### Exercise goal
Transcribe, word for word, all of the entries below, and exclude any pictures from the copy.

### Exercise data
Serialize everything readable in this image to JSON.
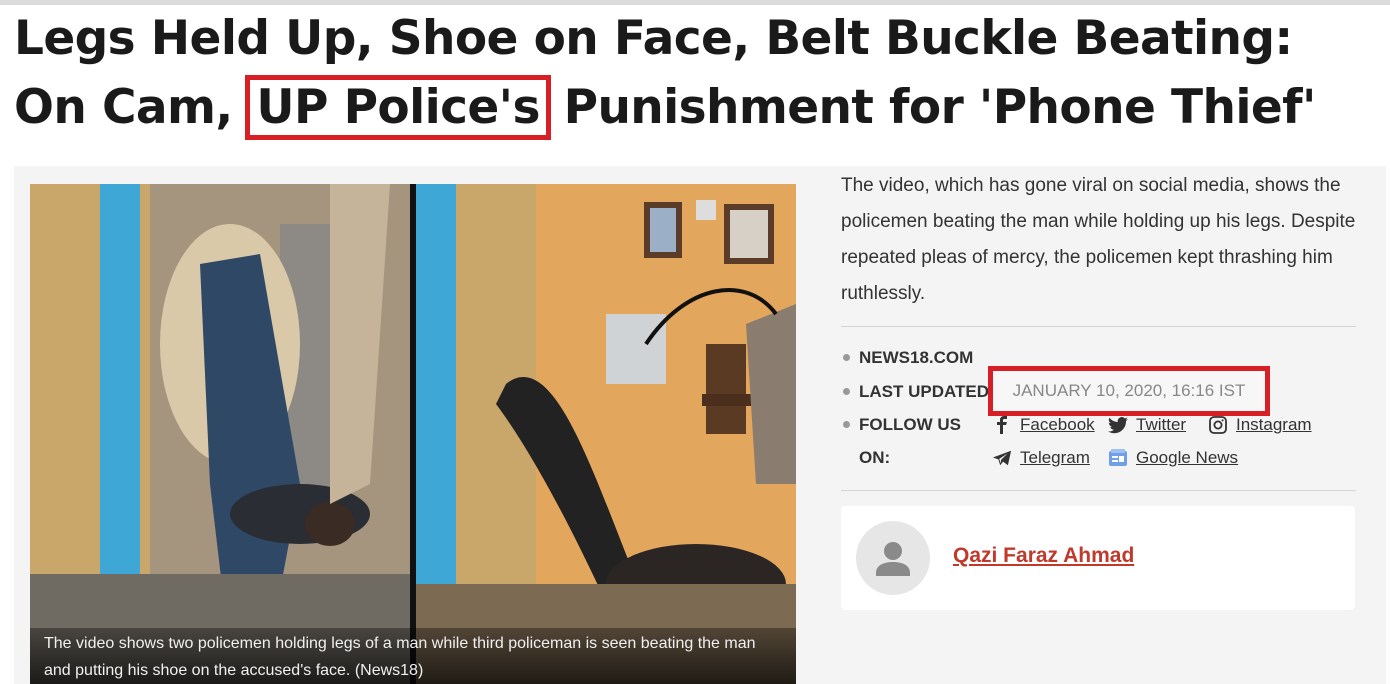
{
  "article": {
    "headline_part1": "Legs Held Up, Shoe on Face, Belt Buckle Beating: On Cam,",
    "headline_highlight": "UP Police's",
    "headline_part2": "Punishment for 'Phone Thief'",
    "summary": "The video, which has gone viral on social media, shows the policemen beating the man while holding up his legs. Despite repeated pleas of mercy, the policemen kept thrashing him ruthlessly.",
    "image_caption": "The video shows two policemen holding legs of a man while third policeman is seen beating the man and putting his shoe on the accused's face. (News18)"
  },
  "meta": {
    "source": "NEWS18.COM",
    "last_updated_label": "LAST UPDATED",
    "last_updated_value": "JANUARY 10, 2020, 16:16 IST",
    "follow_label_1": "FOLLOW US",
    "follow_label_2": "ON:"
  },
  "social": {
    "facebook": "Facebook",
    "twitter": "Twitter",
    "instagram": "Instagram",
    "telegram": "Telegram",
    "google_news": "Google News"
  },
  "author": {
    "name": "Qazi Faraz Ahmad"
  },
  "colors": {
    "highlight_red": "#d91f26",
    "author_link": "#c0392b"
  }
}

### Output for this task
Serialize everything readable in this image to JSON.
{
  "article": {
    "headline_part1": "Legs Held Up, Shoe on Face, Belt Buckle Beating: On Cam,",
    "headline_highlight": "UP Police's",
    "headline_part2": "Punishment for 'Phone Thief'",
    "summary": "The video, which has gone viral on social media, shows the policemen beating the man while holding up his legs. Despite repeated pleas of mercy, the policemen kept thrashing him ruthlessly.",
    "image_caption": "The video shows two policemen holding legs of a man while third policeman is seen beating the man and putting his shoe on the accused's face. (News18)"
  },
  "meta": {
    "source": "NEWS18.COM",
    "last_updated_label": "LAST UPDATED",
    "last_updated_value": "JANUARY 10, 2020, 16:16 IST",
    "follow_label_1": "FOLLOW US",
    "follow_label_2": "ON:"
  },
  "social": {
    "facebook": "Facebook",
    "twitter": "Twitter",
    "instagram": "Instagram",
    "telegram": "Telegram",
    "google_news": "Google News"
  },
  "author": {
    "name": "Qazi Faraz Ahmad"
  },
  "colors": {
    "highlight_red": "#d91f26",
    "author_link": "#c0392b"
  }
}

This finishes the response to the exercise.